- _Your assignment_
The response must be made up of the lines in the entries below that contain "knutna".

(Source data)
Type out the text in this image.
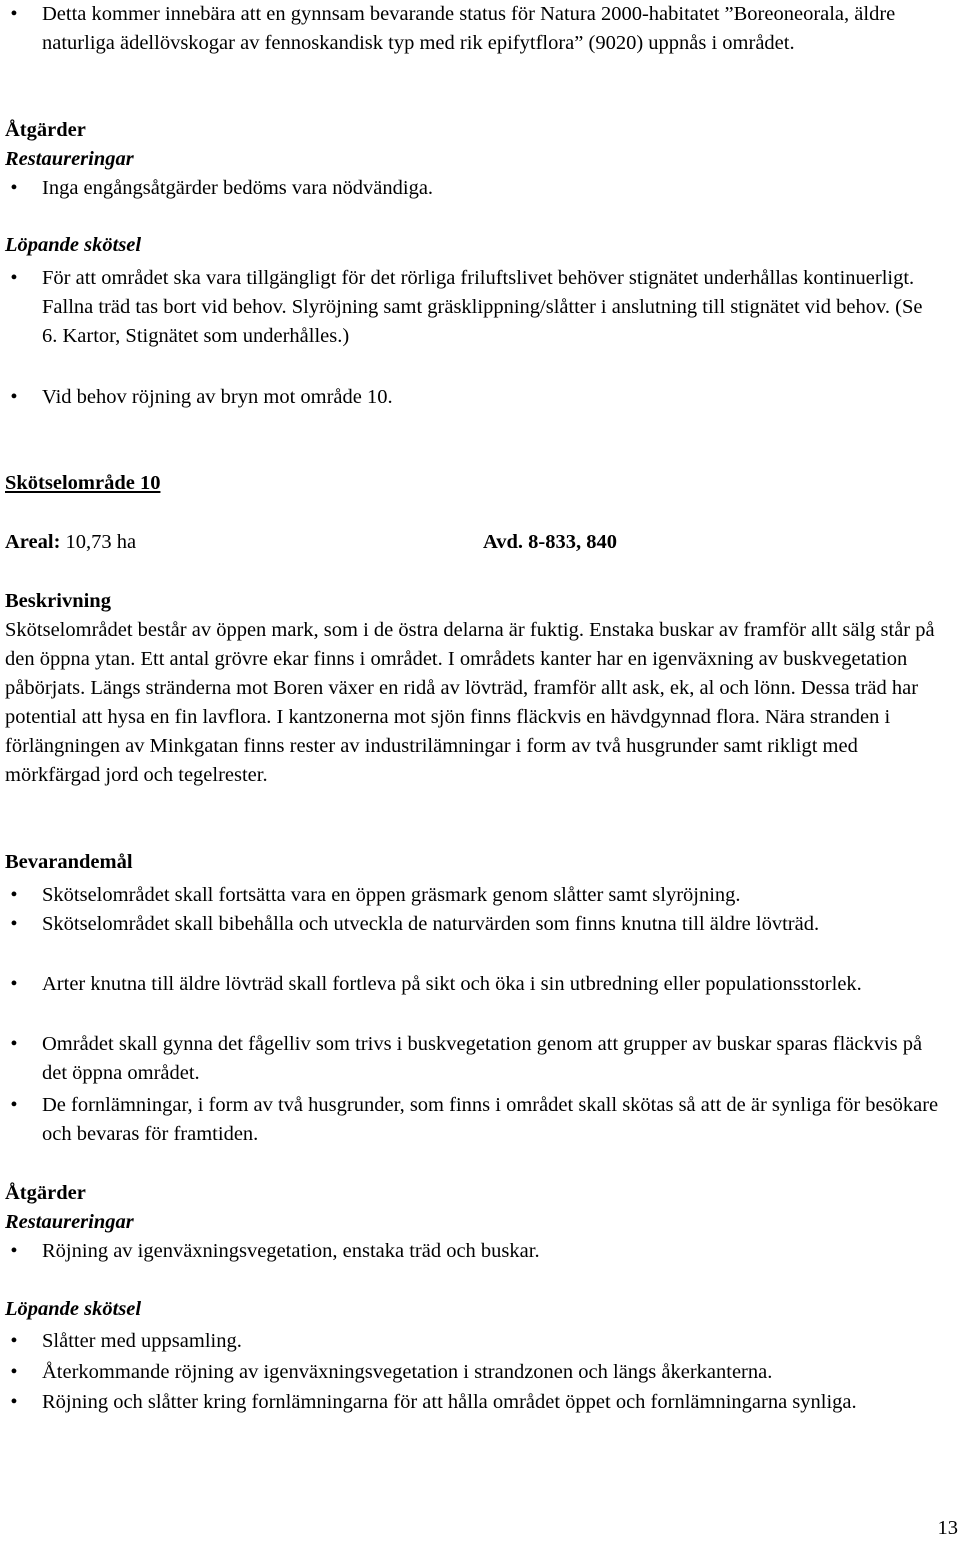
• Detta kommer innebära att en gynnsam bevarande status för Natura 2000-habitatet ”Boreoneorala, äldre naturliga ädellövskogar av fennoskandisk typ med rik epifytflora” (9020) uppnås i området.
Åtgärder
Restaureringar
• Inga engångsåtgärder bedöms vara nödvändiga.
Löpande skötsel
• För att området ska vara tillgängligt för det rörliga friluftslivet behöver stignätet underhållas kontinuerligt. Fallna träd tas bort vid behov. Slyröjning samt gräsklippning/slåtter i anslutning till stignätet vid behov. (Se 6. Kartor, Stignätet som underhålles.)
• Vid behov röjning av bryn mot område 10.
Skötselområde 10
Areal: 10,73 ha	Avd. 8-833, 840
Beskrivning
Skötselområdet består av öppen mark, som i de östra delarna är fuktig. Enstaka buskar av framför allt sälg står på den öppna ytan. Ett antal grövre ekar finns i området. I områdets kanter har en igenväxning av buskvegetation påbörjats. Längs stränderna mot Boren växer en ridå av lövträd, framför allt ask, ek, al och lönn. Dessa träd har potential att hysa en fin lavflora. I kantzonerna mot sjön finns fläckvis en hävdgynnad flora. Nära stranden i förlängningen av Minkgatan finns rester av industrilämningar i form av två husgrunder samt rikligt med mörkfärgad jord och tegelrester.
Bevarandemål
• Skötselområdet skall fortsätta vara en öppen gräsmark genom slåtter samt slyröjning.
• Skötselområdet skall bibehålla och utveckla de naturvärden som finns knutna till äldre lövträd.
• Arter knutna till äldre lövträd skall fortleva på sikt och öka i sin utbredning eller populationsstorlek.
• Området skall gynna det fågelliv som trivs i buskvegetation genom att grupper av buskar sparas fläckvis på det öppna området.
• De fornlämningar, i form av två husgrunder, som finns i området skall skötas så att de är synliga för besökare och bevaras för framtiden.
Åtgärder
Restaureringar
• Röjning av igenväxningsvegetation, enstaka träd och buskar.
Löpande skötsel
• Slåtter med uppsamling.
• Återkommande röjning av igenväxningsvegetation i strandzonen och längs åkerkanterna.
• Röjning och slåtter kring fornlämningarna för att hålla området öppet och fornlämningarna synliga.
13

- _Task solution_
• Skötselområdet skall bibehålla och utveckla de naturvärden som finns knutna till äldre lövträd.
• Arter knutna till äldre lövträd skall fortleva på sikt och öka i sin utbredning eller populationsstorlek.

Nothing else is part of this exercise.